● **Provided passage**:
Category Archives: AROHO

words of wisdom


Sometimes I’ve found it to be important to write down inspiring words from friends or fellow writers.  Even just short little things like, “you only live once,” or “every dark cloud has a silver lining.”  It doesn’t matter how many times they’ve already been said, or how cheesy they sound when you’re feeling positive already and you don’t need more positive affirmations.

When I’m depressed, these little bits of sunshine give me hope.  And when I have writer’s block, they can sometime act as wondrous prompts.


At AROHO’s retreat this past August, I was able to meet Janet Fitch, author of White Oleander and Paint it Black.  

She sat down across from me during lunch one day before I realized who she actually was, and then I proceeded to tell her how much I loved White Oleander and I was nervous to talk to her.  We did speak, though, many times during the week, and my silly nerves went away quickly once I realized how down to earth she was, how friendly and sweet, and all the little things we had in common.


{Janet and I at the dance on the final evening of the retreat.}


Janet said so many wise words during her presentations that I found myself, for the first time, desperately attempting to write down or paraphrase everything that was particularly awesome WHILE watching my interpreter interpret her words into ASL.  Janet did give me a typed sheet of the main part of her talk, but a lot of the things she said before and around it were the kinds of things you say spontaneously, while staring into the eyes of almost a hundred women looking back at you.  I added them, in red ink, all over the margins and the back of the paper.  Messy little scratches of inspiration.  And then when I got home, I copied them into my journal, so that I’d always have them in a place where I can find them easily.  


Now, I realize, I should give them even larger lives than that.  Right now, I wish to give them to you—to the world—because I know they will help some of you just as much as they’ve helped me.


  If you look for the miraculous—you will find it.


Live slower, more child-like, like a poet.


You are where you should be.  

You’re always in the right place.


You can catch the beauty in life without being the beauty—you can see it, and it’s yours.


Write from the neck down.


Let things happen, don’t force anything.

Allow it to happen.


We can use our “imaginary friends” and discover things we didn’t know we knew!


I also wrote other more personal notes like:

Janet was a child liar (told stories), like me!!!

As a teen (and sometimes later on, too), I often wrote into the margins of my favorite books, and my comments were usually things like:

“Me, too!!!”   “YESYESYESYES!”   “F**king LOVE THIS!!!!!”   “I’m like him/her!!!”

Now, thankfully, I can just highlight the phrases I love in my Kindle (though I can still add extra exclamations —or exclamation points—when absolutely necessary).


I’d like to offer up this writing assignment to everyone:  

When you hear a phrase you love, write it down in your journal or a notebook, quote it on Facebook, scribble it onto a napkin.

● **Data supplied**:
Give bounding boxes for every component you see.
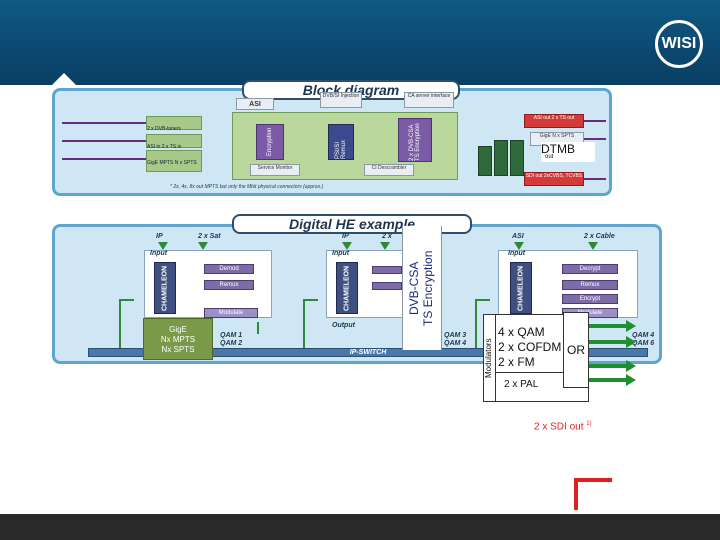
header-bar <box>0 0 720 85</box>
input-line-1 <box>62 122 146 124</box>
col2-arrow-2 <box>380 242 390 250</box>
gige-callout: GigE Nx MPTS Nx SPTS <box>143 318 213 360</box>
input-line-3 <box>62 158 146 160</box>
col3-input-label: Input <box>508 250 526 257</box>
input-line-2 <box>62 140 146 142</box>
block-diagram-footnote: * 2x, 4x, 8x out MPTS but only the Mbit … <box>170 184 324 190</box>
or-box: OR <box>563 312 589 388</box>
header-notch <box>50 73 78 87</box>
col1-step-modulate: Modulate <box>204 308 258 318</box>
modulators-label: Modulators <box>484 338 493 378</box>
or-label: OR <box>567 343 585 357</box>
col2-step-1 <box>372 266 402 274</box>
col3-top-asi: ASI <box>512 233 524 240</box>
gige-line-1: GigE <box>169 325 187 334</box>
qam-right-2: QAM 6 <box>632 340 655 347</box>
dvb-csa-text: DVB-CSA TS Encryption <box>407 230 439 346</box>
col3-step-decrypt: Decrypt <box>562 264 618 274</box>
col2-chameleon: CHAMELEON <box>336 262 358 314</box>
col1-top-ip: IP <box>156 233 163 240</box>
ci-descrambler-block: CI Descrambler <box>364 164 414 176</box>
col2-top-ip: IP <box>342 233 349 240</box>
gige-line-2: Nx MPTS <box>160 335 196 344</box>
top-label-ca: CA server interface <box>404 92 454 108</box>
qam-mid-2: QAM 4 <box>444 340 467 347</box>
modulators-divider <box>495 315 496 401</box>
output-line-2 <box>584 138 606 140</box>
gige-line-3: Nx SPTS <box>161 345 195 354</box>
sdi-out-footnote: 1) <box>586 421 592 427</box>
mod-block-1 <box>478 146 492 176</box>
pal-label: 2 x PAL <box>504 379 539 390</box>
mod-block-2 <box>494 140 508 176</box>
col3-arrow-1 <box>514 242 524 250</box>
qam-left-1: QAM 1 <box>220 332 243 339</box>
top-label-dvbsi: DVB/SI Injection <box>320 92 362 108</box>
mod-line-qam: 4 x QAM <box>498 325 545 339</box>
qam-right-1: QAM 4 <box>632 332 655 339</box>
output-sdi: SDI out 2xCVBS, TCVBS <box>524 172 584 186</box>
col3-step-encrypt: Encrypt <box>562 294 618 304</box>
col1-arrow-1 <box>158 242 168 250</box>
col1-step-demod: Demod <box>204 264 254 274</box>
mod-line-cofdm: 2 x COFDM <box>498 340 562 354</box>
qam-left-2: QAM 2 <box>220 340 243 347</box>
top-label-asi: ASI <box>236 98 274 110</box>
dvb-csa-line-1: DVB-CSA <box>407 261 421 315</box>
input-gige: GigE MPTS N x SPTS <box>146 150 202 172</box>
dvb-csa-callout: DVB-CSA TS Encryption <box>402 226 442 350</box>
encryption-block: Encryption <box>256 124 284 160</box>
col1-chameleon: CHAMELEON <box>154 262 176 314</box>
output-line-1 <box>584 120 606 122</box>
output-asi: ASI out 2 x TS out <box>524 114 584 128</box>
input-asi: ASI in 2 x TS in <box>146 134 202 150</box>
col3-arrow-2 <box>588 242 598 250</box>
col3-chameleon: CHAMELEON <box>510 262 532 314</box>
sdi-out-text: 2 x SDI out <box>534 421 584 433</box>
col2-top-2x: 2 x <box>382 233 392 240</box>
col2-input-label: Input <box>332 250 350 257</box>
psi-remux-block: PSI/SI Remux <box>328 124 354 160</box>
col2-output-label: Output <box>332 322 355 329</box>
dtmb-callout: DTMB out <box>541 142 595 162</box>
col2-arrow-1 <box>342 242 352 250</box>
col3-top-cable: 2 x Cable <box>584 233 615 240</box>
col2-step-2 <box>372 282 402 290</box>
col1-step-remux: Remux <box>204 280 254 290</box>
col1-input-label: Input <box>150 250 168 257</box>
dvb-csa-line-2: TS Encryption <box>421 250 435 326</box>
input-tuners-label: 2 x DVB-tuners <box>147 126 181 132</box>
sdi-out-label: 2 x SDI out 1) <box>534 421 592 432</box>
mod-line-fm: 2 x FM <box>498 355 535 369</box>
service-monitor-block: Service Monitor <box>250 164 300 176</box>
footer-bar <box>0 514 720 540</box>
input-tuners: 2 x DVB-tuners <box>146 116 202 132</box>
mod-block-3 <box>510 140 524 176</box>
dtmb-sub-label: out <box>545 154 554 160</box>
col3-step-remux: Remux <box>562 280 618 290</box>
csa-block: 2 x DVB-CSA TS Encryption <box>398 118 432 162</box>
wisi-logo: WISI <box>655 20 703 68</box>
qam-mid-1: QAM 3 <box>444 332 467 339</box>
col1-top-sat: 2 x Sat <box>198 233 221 240</box>
output-line-3 <box>584 178 606 180</box>
input-gige-label: GigE MPTS N x SPTS <box>147 160 197 166</box>
col1-arrow-2 <box>198 242 208 250</box>
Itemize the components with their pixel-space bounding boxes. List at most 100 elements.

● **What to do**:
Quote the blog post word for word, starting at "At AROHO’s retreat" and ending at "had in common.". Rely only on the blog post, not on the items.

● **Response below**:
At AROHO’s retreat this past August, I was able to meet Janet Fitch, author of White Oleander and Paint it Black.  

She sat down across from me during lunch one day before I realized who she actually was, and then I proceeded to tell her how much I loved White Oleander and I was nervous to talk to her.  We did speak, though, many times during the week, and my silly nerves went away quickly once I realized how down to earth she was, how friendly and sweet, and all the little things we had in common.